--- START OF Dataset records ---
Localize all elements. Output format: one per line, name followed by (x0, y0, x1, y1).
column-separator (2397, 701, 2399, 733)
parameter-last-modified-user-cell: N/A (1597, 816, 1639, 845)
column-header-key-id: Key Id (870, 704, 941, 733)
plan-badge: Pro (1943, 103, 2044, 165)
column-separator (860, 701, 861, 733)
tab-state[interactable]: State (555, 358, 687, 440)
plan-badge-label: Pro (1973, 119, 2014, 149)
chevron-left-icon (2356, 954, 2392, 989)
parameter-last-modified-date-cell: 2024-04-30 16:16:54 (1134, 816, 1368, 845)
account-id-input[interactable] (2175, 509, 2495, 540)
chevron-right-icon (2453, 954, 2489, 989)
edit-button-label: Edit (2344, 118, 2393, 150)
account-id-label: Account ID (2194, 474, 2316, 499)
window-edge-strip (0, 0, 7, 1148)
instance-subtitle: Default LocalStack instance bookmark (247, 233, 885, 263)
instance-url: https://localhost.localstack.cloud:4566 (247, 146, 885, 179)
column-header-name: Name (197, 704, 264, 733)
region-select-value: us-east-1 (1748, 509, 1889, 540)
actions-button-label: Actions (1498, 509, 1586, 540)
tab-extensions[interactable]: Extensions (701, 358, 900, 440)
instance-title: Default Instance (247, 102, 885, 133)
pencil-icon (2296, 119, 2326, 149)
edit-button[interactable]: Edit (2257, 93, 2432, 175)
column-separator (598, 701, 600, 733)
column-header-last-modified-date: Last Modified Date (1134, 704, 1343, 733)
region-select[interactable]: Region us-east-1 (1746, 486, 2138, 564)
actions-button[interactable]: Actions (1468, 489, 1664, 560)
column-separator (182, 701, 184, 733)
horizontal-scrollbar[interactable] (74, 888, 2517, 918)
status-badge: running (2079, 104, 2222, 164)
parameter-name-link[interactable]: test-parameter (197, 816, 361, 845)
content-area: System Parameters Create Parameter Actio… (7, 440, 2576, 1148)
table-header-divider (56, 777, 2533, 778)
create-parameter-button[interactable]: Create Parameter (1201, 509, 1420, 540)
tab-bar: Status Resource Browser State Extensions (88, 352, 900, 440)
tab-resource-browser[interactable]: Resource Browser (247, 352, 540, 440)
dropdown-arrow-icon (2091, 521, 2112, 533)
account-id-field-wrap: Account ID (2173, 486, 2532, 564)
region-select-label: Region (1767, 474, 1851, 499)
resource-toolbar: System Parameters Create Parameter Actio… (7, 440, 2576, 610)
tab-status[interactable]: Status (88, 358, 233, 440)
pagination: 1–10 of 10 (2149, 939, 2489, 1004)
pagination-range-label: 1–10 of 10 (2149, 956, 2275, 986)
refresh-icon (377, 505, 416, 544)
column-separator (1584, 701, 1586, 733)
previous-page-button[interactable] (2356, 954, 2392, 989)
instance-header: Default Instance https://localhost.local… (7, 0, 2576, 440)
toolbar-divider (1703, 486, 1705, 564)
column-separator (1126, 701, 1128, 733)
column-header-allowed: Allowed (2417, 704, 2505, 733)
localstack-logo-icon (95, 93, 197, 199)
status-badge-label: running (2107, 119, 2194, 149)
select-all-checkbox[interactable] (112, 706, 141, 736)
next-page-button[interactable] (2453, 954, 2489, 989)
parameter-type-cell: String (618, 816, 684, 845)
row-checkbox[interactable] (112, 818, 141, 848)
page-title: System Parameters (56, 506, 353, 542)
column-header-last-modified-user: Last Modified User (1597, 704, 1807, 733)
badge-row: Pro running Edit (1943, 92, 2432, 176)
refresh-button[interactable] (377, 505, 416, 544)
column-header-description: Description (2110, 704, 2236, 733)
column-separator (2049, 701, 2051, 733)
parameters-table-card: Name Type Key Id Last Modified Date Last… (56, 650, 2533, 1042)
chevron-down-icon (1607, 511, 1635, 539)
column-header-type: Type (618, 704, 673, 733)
--- END OF Dataset records ---
Replace "Localize" with "Locate" in the items from the start of the records up to and including the line with "column-header-key-id: Key Id", and leave everything else unchanged.

Locate all elements. Output format: one per line, name followed by (x0, y0, x1, y1).
column-separator (2397, 701, 2399, 733)
parameter-last-modified-user-cell: N/A (1597, 816, 1639, 845)
column-header-key-id: Key Id (870, 704, 941, 733)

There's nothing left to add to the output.